• **WHAT IS REQUIRED**
Check the listing below for lines that hold "temp". How many are there? Please give only the number.

[begin DATASET EXCERPTS]

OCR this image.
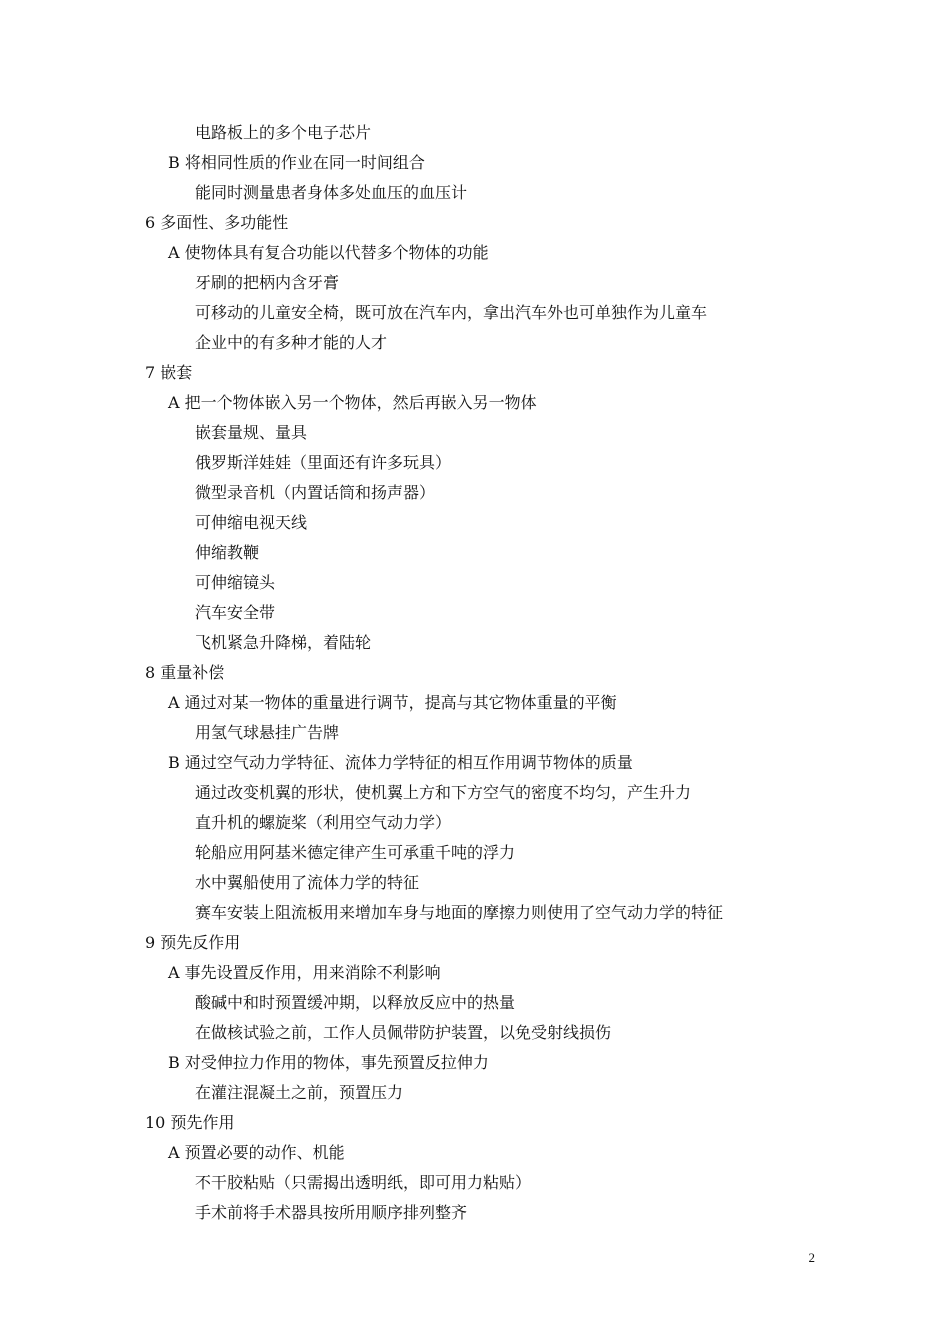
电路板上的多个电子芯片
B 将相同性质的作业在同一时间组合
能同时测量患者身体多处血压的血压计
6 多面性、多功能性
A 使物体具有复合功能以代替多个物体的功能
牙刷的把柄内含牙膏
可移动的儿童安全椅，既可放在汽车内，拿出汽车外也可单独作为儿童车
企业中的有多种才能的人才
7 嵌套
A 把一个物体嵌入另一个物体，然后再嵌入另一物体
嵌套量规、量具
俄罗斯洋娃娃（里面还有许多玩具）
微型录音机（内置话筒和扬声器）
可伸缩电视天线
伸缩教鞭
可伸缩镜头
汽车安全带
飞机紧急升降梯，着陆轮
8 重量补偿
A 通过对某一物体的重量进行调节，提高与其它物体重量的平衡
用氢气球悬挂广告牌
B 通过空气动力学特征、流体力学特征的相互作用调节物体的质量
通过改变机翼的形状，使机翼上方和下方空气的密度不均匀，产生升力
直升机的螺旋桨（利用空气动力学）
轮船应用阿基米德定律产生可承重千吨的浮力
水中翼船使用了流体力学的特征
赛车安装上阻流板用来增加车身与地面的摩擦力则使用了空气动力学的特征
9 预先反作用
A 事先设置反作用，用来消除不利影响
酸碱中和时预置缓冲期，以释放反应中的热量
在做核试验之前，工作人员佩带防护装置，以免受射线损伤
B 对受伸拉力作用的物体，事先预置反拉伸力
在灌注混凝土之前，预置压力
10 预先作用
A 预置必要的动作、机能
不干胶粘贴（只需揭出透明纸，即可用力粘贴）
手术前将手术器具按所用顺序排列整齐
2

[end DATASET EXCERPTS]
[begin DATASET EXCERPTS]

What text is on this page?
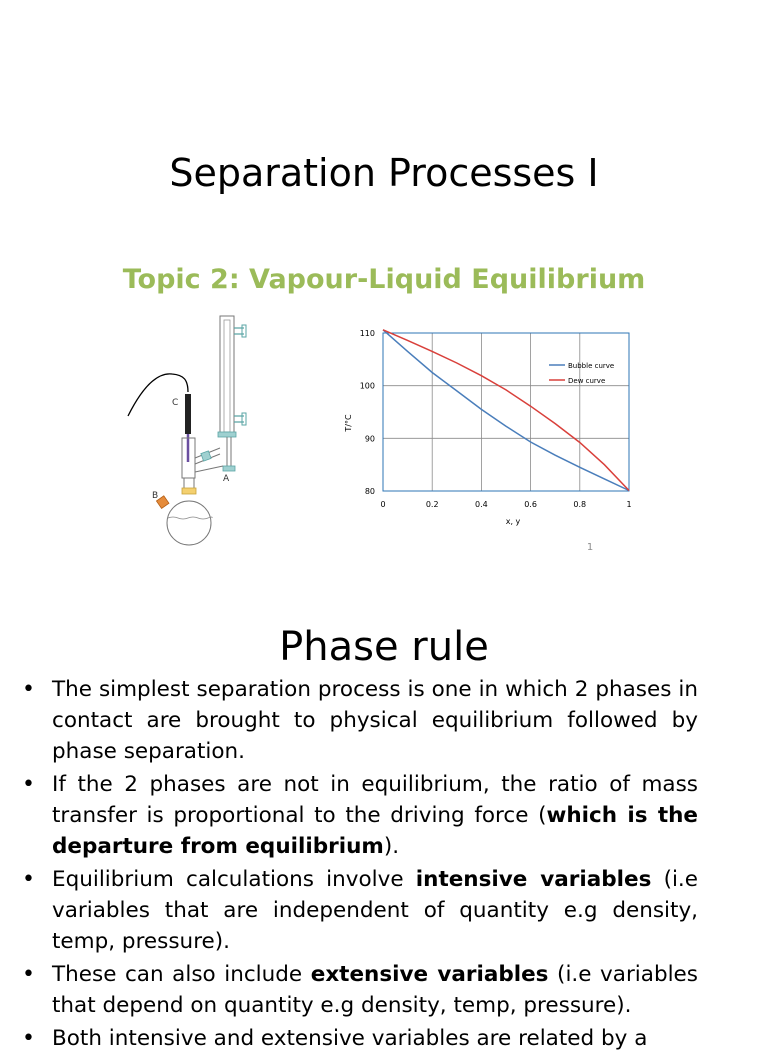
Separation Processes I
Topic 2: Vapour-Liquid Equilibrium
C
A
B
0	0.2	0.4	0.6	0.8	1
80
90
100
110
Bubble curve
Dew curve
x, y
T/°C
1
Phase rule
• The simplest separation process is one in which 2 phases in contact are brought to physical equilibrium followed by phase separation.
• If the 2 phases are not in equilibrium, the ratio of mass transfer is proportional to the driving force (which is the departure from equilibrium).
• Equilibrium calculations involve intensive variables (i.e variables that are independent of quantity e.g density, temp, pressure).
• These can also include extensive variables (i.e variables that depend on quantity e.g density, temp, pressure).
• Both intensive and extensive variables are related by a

[end DATASET EXCERPTS]

• **RESPONSE FOR THIS EXERCISE**
2